**EXERCISE AIM:** Extend the account of the Elliott Smith session at WMUC, continuing directly after its final sentence.

**DOCUMENT SECTION:**
::::

When Muppala realized Henry had a digital version of the tracks—-albeit a rip of a rip of the original MiniDisc—-he asked him for a copy. Henry passed it along and uploaded the session to WMUC’s digital music archive. In the wee hours of Oct. 17, Muppala sent an e-mail about the session’s availability to the station’s listserv with a subject that captured his rapt excitement: “Live at WMUC! on the music Archive and ELLIOTT EFFING SMITH.” DJ Leila Mays played one of those songs almost two weeks later, and her public playlist helped lead to the realization that the session contained an unreleased tune.

::::

**RECORDED INFORMATION:**
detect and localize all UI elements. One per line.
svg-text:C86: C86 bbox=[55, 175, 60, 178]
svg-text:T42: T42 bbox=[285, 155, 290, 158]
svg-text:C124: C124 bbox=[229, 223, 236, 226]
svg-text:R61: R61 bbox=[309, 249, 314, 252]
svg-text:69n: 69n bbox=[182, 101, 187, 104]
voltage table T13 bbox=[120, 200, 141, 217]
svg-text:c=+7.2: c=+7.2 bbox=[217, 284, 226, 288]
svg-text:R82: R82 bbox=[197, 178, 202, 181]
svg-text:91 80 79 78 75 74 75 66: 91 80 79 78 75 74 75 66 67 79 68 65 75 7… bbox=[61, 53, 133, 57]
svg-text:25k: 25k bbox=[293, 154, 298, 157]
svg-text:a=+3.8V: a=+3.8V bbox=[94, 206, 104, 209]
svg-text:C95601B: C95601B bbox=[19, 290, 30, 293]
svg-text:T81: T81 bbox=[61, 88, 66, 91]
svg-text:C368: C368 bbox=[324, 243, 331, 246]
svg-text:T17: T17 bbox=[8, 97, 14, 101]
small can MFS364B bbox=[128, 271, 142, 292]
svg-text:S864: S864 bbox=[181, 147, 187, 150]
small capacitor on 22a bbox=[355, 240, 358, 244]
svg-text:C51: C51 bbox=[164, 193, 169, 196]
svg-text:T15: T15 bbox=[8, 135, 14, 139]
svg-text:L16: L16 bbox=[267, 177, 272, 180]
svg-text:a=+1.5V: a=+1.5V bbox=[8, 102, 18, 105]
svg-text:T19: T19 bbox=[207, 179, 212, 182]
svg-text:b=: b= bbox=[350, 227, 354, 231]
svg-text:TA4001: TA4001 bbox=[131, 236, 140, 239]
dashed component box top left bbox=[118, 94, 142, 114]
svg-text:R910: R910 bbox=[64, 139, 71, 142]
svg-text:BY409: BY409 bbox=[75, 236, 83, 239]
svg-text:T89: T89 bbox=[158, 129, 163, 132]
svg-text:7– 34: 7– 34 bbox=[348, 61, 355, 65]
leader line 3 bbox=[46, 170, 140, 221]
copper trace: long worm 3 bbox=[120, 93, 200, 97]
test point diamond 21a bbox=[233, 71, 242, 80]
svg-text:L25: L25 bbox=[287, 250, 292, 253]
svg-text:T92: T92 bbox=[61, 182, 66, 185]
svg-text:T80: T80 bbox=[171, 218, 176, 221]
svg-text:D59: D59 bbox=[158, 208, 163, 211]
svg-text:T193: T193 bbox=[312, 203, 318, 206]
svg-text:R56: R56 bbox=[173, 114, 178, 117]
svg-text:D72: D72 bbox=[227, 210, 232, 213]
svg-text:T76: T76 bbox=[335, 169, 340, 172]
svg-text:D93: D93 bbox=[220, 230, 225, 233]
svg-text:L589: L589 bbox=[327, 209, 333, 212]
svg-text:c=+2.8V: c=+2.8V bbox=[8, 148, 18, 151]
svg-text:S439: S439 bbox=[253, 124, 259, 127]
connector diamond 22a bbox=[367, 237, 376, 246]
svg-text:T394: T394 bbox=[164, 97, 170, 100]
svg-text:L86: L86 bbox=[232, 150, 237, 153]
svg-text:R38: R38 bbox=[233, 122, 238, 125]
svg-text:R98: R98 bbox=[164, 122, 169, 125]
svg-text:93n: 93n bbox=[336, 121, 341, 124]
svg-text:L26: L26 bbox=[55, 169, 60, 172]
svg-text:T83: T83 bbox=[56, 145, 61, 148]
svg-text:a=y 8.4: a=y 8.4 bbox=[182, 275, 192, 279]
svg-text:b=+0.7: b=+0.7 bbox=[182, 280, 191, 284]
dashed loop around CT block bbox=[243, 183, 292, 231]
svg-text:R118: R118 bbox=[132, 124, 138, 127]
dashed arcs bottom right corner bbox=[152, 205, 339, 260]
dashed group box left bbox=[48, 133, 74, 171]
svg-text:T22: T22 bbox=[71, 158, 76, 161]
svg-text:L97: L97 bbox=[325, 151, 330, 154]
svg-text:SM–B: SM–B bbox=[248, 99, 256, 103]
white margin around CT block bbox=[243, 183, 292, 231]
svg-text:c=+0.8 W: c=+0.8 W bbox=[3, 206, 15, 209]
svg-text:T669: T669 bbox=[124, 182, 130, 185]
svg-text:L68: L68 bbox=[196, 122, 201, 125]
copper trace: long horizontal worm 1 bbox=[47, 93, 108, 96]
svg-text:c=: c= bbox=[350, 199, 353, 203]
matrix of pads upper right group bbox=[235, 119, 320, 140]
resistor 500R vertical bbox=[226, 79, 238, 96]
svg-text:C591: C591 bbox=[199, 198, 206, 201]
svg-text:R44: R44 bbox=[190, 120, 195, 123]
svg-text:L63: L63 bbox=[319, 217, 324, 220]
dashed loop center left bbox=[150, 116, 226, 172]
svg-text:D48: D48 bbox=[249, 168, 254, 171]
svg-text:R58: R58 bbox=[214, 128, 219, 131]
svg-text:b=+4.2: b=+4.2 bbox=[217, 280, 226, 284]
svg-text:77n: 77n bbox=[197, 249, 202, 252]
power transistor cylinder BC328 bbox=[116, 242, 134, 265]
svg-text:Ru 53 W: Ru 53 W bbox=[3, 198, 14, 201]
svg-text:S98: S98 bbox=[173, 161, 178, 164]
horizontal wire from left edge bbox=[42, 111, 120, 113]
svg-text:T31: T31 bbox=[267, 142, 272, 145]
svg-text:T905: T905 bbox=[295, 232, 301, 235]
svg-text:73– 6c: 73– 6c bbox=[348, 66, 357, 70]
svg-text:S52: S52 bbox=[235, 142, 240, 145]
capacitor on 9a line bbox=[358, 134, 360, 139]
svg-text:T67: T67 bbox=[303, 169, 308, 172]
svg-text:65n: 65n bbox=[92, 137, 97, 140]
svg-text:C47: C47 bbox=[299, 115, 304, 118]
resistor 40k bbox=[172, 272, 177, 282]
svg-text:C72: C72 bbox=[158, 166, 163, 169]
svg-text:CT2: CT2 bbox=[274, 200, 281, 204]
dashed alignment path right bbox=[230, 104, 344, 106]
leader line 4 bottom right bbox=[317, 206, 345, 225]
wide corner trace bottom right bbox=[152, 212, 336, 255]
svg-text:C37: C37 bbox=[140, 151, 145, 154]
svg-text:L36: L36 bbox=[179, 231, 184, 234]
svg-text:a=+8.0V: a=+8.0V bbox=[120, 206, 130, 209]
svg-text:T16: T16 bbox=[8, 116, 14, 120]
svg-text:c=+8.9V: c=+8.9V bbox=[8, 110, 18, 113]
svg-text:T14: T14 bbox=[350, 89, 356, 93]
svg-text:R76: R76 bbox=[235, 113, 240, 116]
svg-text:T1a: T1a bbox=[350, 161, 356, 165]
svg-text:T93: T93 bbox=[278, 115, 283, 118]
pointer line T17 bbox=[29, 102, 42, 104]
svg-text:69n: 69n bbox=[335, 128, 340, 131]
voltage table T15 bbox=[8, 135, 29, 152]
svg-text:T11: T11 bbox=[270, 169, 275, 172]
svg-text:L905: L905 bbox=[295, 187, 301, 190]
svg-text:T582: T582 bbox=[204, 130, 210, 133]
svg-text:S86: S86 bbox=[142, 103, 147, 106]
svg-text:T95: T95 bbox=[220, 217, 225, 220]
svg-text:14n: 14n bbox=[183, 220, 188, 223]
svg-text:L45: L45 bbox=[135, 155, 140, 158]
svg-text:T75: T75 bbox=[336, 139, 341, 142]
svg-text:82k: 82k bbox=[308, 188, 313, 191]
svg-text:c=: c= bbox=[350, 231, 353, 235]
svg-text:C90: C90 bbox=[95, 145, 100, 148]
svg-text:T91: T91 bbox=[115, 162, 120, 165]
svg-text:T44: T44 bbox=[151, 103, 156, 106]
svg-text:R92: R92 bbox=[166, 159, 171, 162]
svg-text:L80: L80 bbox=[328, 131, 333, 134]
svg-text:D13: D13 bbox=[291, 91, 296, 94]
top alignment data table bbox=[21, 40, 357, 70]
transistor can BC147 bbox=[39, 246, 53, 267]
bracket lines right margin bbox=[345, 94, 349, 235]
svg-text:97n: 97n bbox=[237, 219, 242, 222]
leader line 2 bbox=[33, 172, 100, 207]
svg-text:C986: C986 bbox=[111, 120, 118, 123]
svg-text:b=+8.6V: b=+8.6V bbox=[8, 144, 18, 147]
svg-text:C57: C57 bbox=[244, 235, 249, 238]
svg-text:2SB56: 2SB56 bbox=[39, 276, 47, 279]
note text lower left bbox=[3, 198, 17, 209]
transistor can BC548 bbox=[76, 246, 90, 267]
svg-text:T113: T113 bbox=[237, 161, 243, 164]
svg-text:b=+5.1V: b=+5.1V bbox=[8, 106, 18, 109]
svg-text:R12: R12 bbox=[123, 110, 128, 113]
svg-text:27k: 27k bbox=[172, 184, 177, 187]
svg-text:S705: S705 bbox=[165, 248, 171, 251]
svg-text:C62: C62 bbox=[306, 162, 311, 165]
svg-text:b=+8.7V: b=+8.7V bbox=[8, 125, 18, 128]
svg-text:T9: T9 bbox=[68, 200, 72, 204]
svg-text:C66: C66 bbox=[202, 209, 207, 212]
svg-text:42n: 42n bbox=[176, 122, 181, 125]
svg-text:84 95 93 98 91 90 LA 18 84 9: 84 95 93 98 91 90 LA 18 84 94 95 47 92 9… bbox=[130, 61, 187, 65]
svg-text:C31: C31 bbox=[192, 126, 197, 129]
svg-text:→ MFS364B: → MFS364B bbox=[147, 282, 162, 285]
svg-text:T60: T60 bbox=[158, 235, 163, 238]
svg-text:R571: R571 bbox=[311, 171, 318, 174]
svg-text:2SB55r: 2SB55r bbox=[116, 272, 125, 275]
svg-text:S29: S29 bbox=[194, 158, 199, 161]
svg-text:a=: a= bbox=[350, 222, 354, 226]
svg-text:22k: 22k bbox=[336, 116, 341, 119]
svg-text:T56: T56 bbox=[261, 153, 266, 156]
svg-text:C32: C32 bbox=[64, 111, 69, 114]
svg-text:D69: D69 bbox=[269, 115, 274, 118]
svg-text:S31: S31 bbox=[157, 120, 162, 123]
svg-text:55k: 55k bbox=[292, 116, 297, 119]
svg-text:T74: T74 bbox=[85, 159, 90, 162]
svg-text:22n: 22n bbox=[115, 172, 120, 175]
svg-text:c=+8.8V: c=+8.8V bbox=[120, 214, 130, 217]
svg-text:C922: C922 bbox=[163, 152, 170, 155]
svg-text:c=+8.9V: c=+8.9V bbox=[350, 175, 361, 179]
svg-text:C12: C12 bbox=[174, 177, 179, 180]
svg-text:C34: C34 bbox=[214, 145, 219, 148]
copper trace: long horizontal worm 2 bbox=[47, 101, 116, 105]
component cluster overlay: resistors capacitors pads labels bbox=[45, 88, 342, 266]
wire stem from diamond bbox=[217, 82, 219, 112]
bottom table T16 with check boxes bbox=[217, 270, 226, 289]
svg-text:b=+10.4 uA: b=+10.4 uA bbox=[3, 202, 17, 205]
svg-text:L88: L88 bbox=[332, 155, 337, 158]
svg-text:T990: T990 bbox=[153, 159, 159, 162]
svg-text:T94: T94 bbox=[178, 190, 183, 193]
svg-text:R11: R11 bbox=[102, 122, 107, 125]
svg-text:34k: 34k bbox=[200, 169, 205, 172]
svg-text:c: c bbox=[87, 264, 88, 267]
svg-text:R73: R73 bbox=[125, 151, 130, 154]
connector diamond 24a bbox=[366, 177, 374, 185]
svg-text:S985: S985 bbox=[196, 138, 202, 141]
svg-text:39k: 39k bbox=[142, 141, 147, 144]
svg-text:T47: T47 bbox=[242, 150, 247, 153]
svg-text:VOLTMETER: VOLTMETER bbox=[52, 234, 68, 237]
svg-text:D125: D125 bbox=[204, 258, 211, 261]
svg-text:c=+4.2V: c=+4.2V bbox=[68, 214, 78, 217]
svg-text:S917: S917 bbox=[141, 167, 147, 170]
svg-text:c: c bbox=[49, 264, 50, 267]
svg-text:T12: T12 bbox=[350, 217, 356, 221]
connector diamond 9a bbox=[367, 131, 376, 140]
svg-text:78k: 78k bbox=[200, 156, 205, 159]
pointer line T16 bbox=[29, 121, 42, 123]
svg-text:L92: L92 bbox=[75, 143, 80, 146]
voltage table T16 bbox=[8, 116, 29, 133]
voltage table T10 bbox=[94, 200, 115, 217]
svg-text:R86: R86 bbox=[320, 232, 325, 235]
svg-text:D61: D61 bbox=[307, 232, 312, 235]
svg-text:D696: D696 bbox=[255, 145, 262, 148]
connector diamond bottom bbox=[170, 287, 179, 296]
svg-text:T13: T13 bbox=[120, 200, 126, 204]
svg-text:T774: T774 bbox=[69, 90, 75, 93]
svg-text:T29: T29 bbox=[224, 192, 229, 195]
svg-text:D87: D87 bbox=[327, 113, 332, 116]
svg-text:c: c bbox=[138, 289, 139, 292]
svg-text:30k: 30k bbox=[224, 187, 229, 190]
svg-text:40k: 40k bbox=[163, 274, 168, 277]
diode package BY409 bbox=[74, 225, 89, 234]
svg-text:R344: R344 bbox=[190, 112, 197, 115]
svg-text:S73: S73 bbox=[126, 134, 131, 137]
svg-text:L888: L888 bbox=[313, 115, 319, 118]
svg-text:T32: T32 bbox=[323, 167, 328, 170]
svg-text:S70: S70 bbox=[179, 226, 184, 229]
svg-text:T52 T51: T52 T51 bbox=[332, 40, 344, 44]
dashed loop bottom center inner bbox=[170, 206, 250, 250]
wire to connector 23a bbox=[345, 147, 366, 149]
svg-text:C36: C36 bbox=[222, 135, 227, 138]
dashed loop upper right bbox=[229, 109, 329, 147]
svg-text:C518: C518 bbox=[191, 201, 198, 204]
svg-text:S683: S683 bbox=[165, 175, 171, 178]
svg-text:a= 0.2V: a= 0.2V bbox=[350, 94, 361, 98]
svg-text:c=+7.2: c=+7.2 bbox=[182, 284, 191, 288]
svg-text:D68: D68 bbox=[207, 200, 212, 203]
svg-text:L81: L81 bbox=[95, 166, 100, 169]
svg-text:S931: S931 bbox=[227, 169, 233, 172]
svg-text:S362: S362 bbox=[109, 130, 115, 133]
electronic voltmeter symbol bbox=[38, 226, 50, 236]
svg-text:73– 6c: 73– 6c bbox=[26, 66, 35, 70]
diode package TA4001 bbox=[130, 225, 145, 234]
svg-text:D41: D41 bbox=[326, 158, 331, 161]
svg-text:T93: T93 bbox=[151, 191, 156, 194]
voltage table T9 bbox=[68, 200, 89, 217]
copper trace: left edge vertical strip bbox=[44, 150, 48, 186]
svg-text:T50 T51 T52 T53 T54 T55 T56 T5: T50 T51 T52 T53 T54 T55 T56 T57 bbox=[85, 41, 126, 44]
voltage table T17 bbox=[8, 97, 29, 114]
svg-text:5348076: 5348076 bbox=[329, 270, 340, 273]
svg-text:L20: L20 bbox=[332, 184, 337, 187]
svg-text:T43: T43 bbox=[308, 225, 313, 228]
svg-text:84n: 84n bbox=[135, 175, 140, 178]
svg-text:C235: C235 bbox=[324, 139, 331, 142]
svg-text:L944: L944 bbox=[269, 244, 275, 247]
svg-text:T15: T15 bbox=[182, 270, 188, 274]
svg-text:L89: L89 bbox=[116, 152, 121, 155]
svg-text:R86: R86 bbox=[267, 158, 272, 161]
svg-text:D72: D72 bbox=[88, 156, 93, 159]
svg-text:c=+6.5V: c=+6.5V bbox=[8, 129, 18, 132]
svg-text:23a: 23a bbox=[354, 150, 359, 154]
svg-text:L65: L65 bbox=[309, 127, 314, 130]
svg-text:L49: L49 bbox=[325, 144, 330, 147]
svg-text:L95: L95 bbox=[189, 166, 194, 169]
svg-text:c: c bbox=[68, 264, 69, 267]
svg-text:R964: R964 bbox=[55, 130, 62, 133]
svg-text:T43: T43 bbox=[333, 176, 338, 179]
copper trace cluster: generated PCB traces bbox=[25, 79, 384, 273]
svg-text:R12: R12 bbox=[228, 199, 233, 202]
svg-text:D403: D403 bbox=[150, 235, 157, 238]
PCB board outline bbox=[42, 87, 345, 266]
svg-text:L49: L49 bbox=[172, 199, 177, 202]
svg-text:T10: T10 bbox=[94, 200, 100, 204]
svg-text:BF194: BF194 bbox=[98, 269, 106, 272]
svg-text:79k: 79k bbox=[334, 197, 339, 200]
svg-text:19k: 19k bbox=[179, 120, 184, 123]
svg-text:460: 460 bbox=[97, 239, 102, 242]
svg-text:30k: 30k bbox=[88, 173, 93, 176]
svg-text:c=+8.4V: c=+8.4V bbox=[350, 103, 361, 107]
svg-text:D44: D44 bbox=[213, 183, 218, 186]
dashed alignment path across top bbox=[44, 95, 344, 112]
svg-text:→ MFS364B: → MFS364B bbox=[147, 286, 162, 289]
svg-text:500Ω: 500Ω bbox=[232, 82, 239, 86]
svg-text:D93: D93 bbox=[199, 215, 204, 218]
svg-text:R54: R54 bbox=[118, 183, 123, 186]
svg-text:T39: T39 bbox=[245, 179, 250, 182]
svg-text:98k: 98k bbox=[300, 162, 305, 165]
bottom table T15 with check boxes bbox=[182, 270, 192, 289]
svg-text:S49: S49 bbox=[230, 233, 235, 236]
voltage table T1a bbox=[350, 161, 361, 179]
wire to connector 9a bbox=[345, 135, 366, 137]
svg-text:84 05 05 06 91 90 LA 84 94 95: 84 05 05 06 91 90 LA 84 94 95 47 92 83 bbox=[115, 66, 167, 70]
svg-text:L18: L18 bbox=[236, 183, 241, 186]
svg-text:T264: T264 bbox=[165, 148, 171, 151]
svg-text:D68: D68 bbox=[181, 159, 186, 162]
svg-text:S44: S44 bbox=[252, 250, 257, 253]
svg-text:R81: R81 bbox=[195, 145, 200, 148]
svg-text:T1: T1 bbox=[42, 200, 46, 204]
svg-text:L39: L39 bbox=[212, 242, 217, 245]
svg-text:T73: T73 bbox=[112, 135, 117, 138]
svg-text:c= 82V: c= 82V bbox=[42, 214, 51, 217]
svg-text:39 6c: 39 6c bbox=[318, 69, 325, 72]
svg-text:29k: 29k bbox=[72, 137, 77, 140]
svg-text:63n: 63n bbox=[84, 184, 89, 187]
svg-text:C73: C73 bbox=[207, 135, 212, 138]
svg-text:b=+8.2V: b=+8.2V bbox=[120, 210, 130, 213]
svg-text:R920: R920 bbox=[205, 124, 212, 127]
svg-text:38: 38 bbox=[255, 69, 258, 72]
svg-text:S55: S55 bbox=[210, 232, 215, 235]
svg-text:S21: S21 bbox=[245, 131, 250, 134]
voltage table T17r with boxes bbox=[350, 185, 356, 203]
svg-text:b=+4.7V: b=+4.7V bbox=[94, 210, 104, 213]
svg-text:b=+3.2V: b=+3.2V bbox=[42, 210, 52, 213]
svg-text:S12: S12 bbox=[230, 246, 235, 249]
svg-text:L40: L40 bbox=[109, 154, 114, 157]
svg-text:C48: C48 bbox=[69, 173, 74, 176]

::::

**ANSWER SPACE:**
Since the news of the session went viral, Muppala has been swift to try and set the record straight and give proper credit to Henry. That’s because the session he uploaded to the digital archive didn’t come directly from the MiniDisc Weisholtz sent him, but the copy of a CD copy Henry made in 2009. After Malitz’s piece went live, Muppala wrote a humorous, scatterbrained post on WMUC’s Tumblr explaining how the tracks got online and included a link to an edited version of the session. And the story keeps evolving: Muppala says that WMUC record librarian David Taylor is working on ripping the original session from the MiniDisc in order to obtain a higher quality version of the recording, and Muppala adds that Braid singer-guitarist Bob Nanna called the station to clarify that his band did not perform with Smith as Muppala’s post indicates.
Discovery stories aside, Smith fans got their wish: a digital file of his WMUC show. Yet, it appears that new, slightly edited versions of that session dilute his set into listenable clips. (The above YouTube clip only contains the “Misery Let Me Down” cut, while the Click Track piece contains a slightly longer version with Smith introducing the tune saying “can I like warm up and play a song before we tape?”) The reality of the performance is quite different.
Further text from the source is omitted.